#### Work to complete
Looking at the listing beneath, work out how many lines hold "Informações" and report only that figure.

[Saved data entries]
— start —
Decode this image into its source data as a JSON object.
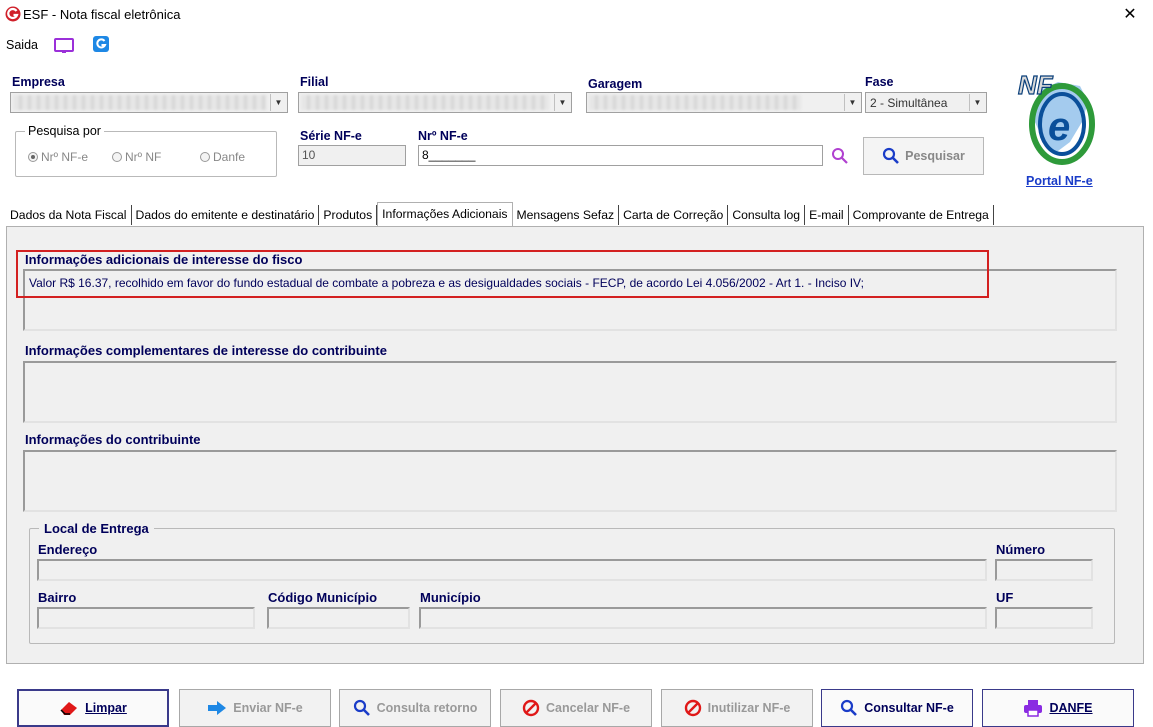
{
  "window": {
    "title": "ESF - Nota fiscal eletrônica",
    "close": "✕"
  },
  "toolbar": {
    "saida_label": "Saida"
  },
  "header": {
    "empresa_label": "Empresa",
    "filial_label": "Filial",
    "garagem_label": "Garagem",
    "fase_label": "Fase",
    "fase_value": "2 - Simultânea",
    "pesquisa_label": "Pesquisa por",
    "radios": [
      "Nrº NF-e",
      "Nrº NF",
      "Danfe"
    ],
    "serie_label": "Série NF-e",
    "serie_value": "10",
    "numero_label": "Nrº NF-e",
    "numero_value": "8_______",
    "pesquisar_label": "Pesquisar",
    "portal_label": "Portal NF-e"
  },
  "tabs": [
    "Dados da Nota Fiscal",
    "Dados do emitente e destinatário",
    "Produtos",
    "Informações Adicionais",
    "Mensagens Sefaz",
    "Carta de Correção",
    "Consulta log",
    "E-mail",
    "Comprovante de Entrega"
  ],
  "active_tab": "Informações Adicionais",
  "content": {
    "fisco_title": "Informações adicionais de interesse do fisco",
    "fisco_text": "Valor R$ 16.37, recolhido em favor do fundo estadual de combate a pobreza e as desigualdades sociais - FECP, de acordo Lei 4.056/2002 - Art 1. - Inciso IV;",
    "complementares_title": "Informações complementares de interesse do contribuinte",
    "contribuinte_title": "Informações do contribuinte",
    "local_title": "Local de Entrega",
    "endereco_label": "Endereço",
    "numero_label": "Número",
    "bairro_label": "Bairro",
    "codigo_municipio_label": "Código Município",
    "municipio_label": "Município",
    "uf_label": "UF"
  },
  "buttons": {
    "limpar": "Limpar",
    "enviar": "Enviar NF-e",
    "consulta_retorno": "Consulta retorno",
    "cancelar": "Cancelar NF-e",
    "inutilizar": "Inutilizar NF-e",
    "consultar": "Consultar NF-e",
    "danfe": "DANFE"
  },
  "colors": {
    "accent": "#00005a",
    "highlight": "#d32020",
    "brand_red": "#d0202a",
    "icon_purple": "#8a2be2"
  }
}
— end —
#### Correct response
5